▼
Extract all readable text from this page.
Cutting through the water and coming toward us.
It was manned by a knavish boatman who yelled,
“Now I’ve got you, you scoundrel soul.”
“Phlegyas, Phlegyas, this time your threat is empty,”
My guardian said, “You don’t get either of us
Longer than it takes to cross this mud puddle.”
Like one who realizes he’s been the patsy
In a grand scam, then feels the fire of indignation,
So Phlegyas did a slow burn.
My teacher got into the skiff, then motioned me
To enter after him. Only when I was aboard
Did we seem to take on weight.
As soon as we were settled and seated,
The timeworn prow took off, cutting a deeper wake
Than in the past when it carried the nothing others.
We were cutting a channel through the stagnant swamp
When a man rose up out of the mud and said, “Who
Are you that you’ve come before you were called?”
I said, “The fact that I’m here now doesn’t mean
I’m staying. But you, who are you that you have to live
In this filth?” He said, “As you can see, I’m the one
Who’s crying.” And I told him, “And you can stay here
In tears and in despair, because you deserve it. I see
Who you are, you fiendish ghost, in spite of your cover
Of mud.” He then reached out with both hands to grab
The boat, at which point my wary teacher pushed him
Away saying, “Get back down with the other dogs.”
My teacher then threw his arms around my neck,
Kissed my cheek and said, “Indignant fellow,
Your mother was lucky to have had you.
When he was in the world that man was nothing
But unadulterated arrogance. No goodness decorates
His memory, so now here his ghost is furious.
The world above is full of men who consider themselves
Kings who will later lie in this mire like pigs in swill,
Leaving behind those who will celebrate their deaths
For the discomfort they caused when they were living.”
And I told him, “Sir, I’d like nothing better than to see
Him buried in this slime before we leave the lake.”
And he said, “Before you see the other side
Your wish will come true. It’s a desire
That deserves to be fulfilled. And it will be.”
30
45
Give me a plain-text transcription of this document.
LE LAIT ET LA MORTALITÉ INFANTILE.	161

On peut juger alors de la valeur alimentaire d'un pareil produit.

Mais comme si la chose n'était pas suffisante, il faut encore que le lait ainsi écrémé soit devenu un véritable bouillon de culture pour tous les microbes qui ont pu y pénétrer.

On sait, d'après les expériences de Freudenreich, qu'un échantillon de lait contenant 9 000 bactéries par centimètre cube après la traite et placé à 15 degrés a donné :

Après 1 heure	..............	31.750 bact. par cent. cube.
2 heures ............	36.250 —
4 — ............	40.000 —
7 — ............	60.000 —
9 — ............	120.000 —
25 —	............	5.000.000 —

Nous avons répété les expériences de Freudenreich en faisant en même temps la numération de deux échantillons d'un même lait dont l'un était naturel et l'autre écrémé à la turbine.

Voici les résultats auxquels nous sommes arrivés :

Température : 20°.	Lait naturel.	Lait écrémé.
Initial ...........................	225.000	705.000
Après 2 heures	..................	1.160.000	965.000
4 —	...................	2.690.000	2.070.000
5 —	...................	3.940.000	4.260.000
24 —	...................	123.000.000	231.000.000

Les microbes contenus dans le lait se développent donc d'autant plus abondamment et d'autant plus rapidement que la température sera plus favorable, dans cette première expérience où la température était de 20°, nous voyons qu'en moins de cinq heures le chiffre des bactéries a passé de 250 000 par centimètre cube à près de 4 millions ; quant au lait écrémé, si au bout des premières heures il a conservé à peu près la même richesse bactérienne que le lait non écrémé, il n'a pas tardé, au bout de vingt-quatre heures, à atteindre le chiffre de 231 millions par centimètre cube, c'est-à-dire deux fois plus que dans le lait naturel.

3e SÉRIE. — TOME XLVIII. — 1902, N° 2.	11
▲
→ **Required task**
Write the material out again in its entirety, exactly as shown.

→ **Full output**
Extract all readable text from this page.
Cutting through the water and coming toward us.
It was manned by a knavish boatman who yelled,
“Now I’ve got you, you scoundrel soul.”
“Phlegyas, Phlegyas, this time your threat is empty,”
My guardian said, “You don’t get either of us
Longer than it takes to cross this mud puddle.”
Like one who realizes he’s been the patsy
In a grand scam, then feels the fire of indignation,
So Phlegyas did a slow burn.
My teacher got into the skiff, then motioned me
To enter after him. Only when I was aboard
Did we seem to take on weight.
As soon as we were settled and seated,
The timeworn prow took off, cutting a deeper wake
Than in the past when it carried the nothing others.
We were cutting a channel through the stagnant swamp
When a man rose up out of the mud and said, “Who
Are you that you’ve come before you were called?”
I said, “The fact that I’m here now doesn’t mean
I’m staying. But you, who are you that you have to live
In this filth?” He said, “As you can see, I’m the one
Who’s crying.” And I told him, “And you can stay here
In tears and in despair, because you deserve it. I see
Who you are, you fiendish ghost, in spite of your cover
Of mud.” He then reached out with both hands to grab
The boat, at which point my wary teacher pushed him
Away saying, “Get back down with the other dogs.”
My teacher then threw his arms around my neck,
Kissed my cheek and said, “Indignant fellow,
Your mother was lucky to have had you.
When he was in the world that man was nothing
But unadulterated arrogance. No goodness decorates
His memory, so now here his ghost is furious.
The world above is full of men who consider themselves
Kings who will later lie in this mire like pigs in swill,
Leaving behind those who will celebrate their deaths
For the discomfort they caused when they were living.”
And I told him, “Sir, I’d like nothing better than to see
Him buried in this slime before we leave the lake.”
And he said, “Before you see the other side
Your wish will come true. It’s a desire
That deserves to be fulfilled. And it will be.”
30
45
Give me a plain-text transcription of this document.
LE LAIT ET LA MORTALITÉ INFANTILE.	161

On peut juger alors de la valeur alimentaire d'un pareil produit.

Mais comme si la chose n'était pas suffisante, il faut encore que le lait ainsi écrémé soit devenu un véritable bouillon de culture pour tous les microbes qui ont pu y pénétrer.

On sait, d'après les expériences de Freudenreich, qu'un échantillon de lait contenant 9 000 bactéries par centimètre cube après la traite et placé à 15 degrés a donné :

Après 1 heure	..............	31.750 bact. par cent. cube.
2 heures ............	36.250 —
4 — ............	40.000 —
7 — ............	60.000 —
9 — ............	120.000 —
25 —	............	5.000.000 —

Nous avons répété les expériences de Freudenreich en faisant en même temps la numération de deux échantillons d'un même lait dont l'un était naturel et l'autre écrémé à la turbine.

Voici les résultats auxquels nous sommes arrivés :

Température : 20°.	Lait naturel.	Lait écrémé.
Initial ...........................	225.000	705.000
Après 2 heures	..................	1.160.000	965.000
4 —	...................	2.690.000	2.070.000
5 —	...................	3.940.000	4.260.000
24 —	...................	123.000.000	231.000.000

Les microbes contenus dans le lait se développent donc d'autant plus abondamment et d'autant plus rapidement que la température sera plus favorable, dans cette première expérience où la température était de 20°, nous voyons qu'en moins de cinq heures le chiffre des bactéries a passé de 250 000 par centimètre cube à près de 4 millions ; quant au lait écrémé, si au bout des premières heures il a conservé à peu près la même richesse bactérienne que le lait non écrémé, il n'a pas tardé, au bout de vingt-quatre heures, à atteindre le chiffre de 231 millions par centimètre cube, c'est-à-dire deux fois plus que dans le lait naturel.

3e SÉRIE. — TOME XLVIII. — 1902, N° 2.	11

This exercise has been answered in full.